EXERCISE DIRECTIONS - Search the listing below for the word "ウメバチソウ" and copy each line that holds it.

SOURCE RECORDS -

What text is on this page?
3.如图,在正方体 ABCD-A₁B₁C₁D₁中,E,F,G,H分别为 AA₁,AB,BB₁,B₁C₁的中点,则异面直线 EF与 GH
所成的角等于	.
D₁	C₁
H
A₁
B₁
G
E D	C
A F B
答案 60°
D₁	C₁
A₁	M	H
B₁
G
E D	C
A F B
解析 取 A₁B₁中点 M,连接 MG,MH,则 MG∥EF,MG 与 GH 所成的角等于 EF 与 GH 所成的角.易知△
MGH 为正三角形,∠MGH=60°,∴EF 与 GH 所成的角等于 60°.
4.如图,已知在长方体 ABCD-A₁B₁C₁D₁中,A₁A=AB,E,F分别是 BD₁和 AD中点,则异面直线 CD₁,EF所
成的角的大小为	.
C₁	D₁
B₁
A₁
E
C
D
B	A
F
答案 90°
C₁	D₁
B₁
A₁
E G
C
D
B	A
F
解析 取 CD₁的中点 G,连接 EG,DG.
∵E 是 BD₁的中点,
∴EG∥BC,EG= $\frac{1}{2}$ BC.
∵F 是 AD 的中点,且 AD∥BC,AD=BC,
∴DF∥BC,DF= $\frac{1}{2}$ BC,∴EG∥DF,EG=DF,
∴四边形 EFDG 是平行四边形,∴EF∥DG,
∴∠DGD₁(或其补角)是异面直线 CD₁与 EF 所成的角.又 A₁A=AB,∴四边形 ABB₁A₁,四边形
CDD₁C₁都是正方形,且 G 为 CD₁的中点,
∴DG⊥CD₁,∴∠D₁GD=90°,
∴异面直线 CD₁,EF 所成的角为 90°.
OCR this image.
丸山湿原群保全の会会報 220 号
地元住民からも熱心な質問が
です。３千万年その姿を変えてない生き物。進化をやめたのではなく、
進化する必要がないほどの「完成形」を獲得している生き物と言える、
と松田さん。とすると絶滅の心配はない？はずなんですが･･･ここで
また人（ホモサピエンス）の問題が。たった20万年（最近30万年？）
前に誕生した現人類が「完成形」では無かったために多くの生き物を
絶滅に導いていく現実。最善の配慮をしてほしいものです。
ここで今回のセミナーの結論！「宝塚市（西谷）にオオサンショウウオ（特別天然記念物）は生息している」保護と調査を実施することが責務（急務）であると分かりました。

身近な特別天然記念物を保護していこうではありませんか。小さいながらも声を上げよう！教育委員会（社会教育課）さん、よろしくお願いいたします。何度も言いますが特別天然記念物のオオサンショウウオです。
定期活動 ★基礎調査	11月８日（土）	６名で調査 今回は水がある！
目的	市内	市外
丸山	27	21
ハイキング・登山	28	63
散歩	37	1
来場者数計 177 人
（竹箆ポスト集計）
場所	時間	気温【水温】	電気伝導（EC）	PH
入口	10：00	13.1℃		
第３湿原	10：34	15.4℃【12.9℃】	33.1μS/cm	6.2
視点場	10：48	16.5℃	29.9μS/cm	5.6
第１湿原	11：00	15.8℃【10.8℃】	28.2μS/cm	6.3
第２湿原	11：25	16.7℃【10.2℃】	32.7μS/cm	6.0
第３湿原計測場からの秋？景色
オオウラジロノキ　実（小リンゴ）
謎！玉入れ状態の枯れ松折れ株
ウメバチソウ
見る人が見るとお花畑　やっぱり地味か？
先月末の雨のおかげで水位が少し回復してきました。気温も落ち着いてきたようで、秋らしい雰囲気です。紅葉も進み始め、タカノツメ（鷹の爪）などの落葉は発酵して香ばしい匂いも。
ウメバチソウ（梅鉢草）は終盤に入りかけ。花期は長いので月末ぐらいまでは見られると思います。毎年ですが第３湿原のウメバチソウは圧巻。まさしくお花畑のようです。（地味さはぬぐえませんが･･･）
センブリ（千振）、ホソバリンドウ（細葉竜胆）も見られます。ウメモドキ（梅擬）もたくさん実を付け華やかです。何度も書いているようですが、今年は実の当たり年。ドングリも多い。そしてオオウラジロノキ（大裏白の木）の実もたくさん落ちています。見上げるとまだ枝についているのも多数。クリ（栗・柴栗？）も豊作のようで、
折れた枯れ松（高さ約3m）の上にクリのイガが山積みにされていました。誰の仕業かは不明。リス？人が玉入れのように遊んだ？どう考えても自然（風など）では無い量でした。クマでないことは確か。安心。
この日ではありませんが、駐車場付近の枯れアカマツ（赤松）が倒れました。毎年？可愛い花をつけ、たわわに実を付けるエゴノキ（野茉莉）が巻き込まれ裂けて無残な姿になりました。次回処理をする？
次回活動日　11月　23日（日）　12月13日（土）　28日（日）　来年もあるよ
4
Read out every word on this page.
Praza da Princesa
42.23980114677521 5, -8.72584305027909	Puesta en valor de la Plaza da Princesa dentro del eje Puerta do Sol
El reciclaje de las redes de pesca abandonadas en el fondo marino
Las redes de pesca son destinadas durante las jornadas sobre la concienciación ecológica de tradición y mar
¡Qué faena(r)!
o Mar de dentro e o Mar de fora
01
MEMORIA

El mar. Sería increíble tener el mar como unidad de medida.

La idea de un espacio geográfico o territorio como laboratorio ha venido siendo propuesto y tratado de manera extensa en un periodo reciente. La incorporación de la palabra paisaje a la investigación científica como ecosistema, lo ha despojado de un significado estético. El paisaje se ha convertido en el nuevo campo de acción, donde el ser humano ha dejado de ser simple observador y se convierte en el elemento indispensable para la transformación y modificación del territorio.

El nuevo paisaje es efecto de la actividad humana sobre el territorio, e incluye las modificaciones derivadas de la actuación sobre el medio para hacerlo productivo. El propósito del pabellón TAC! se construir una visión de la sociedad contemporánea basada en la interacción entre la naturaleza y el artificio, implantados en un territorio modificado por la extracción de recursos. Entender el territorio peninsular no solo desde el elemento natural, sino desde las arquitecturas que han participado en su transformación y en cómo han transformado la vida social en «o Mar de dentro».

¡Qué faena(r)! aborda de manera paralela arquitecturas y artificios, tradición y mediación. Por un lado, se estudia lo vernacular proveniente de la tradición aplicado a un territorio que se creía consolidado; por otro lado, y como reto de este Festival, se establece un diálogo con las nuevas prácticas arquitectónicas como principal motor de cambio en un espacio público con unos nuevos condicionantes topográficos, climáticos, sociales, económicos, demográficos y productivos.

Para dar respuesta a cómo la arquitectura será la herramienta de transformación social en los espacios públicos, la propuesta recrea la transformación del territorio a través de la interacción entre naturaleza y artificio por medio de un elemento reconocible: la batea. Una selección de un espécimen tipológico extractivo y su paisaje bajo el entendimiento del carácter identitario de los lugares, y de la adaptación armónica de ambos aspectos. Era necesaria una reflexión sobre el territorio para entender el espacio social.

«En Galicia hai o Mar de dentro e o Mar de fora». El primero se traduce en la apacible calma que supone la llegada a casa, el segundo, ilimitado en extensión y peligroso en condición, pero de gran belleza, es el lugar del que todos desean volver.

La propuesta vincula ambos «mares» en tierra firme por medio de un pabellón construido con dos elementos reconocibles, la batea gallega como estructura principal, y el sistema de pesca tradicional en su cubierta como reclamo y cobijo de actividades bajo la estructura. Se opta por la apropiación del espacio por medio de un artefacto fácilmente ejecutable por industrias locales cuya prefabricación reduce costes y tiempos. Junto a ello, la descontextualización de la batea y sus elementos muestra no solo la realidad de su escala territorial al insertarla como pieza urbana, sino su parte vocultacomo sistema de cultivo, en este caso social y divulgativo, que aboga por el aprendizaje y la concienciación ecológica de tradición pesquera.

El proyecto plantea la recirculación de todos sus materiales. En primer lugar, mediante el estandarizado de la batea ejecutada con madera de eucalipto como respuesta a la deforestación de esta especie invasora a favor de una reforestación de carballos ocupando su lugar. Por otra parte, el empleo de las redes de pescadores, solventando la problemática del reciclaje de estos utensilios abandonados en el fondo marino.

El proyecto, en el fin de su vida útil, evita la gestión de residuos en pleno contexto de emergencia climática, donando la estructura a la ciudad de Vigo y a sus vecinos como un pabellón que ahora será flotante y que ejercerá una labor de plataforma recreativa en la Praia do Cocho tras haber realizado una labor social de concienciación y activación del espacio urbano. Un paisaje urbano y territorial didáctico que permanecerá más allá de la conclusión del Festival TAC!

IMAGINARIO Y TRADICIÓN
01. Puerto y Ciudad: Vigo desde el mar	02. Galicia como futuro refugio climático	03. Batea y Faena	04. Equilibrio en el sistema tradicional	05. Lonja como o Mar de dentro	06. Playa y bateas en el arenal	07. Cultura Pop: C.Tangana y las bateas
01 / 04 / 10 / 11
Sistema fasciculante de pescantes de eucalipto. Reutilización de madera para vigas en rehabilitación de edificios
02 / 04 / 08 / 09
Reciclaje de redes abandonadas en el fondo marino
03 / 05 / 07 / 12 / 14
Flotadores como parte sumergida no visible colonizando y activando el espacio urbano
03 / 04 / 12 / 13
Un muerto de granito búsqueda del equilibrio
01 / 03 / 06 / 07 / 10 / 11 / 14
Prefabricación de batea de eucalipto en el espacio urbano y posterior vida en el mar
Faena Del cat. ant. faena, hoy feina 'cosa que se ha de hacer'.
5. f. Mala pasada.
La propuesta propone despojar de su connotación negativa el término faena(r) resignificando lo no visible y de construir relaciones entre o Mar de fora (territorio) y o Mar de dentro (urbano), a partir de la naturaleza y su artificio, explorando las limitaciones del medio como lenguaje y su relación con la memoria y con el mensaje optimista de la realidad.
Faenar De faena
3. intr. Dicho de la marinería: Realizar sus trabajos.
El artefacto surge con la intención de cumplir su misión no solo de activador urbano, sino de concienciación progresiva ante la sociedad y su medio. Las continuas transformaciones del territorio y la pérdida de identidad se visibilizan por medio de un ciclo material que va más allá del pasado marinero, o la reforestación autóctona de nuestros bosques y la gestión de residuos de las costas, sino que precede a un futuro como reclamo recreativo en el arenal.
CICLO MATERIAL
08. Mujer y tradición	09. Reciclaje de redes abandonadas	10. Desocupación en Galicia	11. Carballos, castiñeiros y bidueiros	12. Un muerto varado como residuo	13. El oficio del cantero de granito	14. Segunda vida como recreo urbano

CORRECT ANSWER -
ウメバチソウ
ウメバチソウ（梅鉢草）は終盤に入りかけ。花期は長いので月末ぐらいまでは見られると思います。毎年ですが第３湿原のウメバチソウは圧巻。まさしくお花畑のようです。（地味さはぬぐえませんが･･･）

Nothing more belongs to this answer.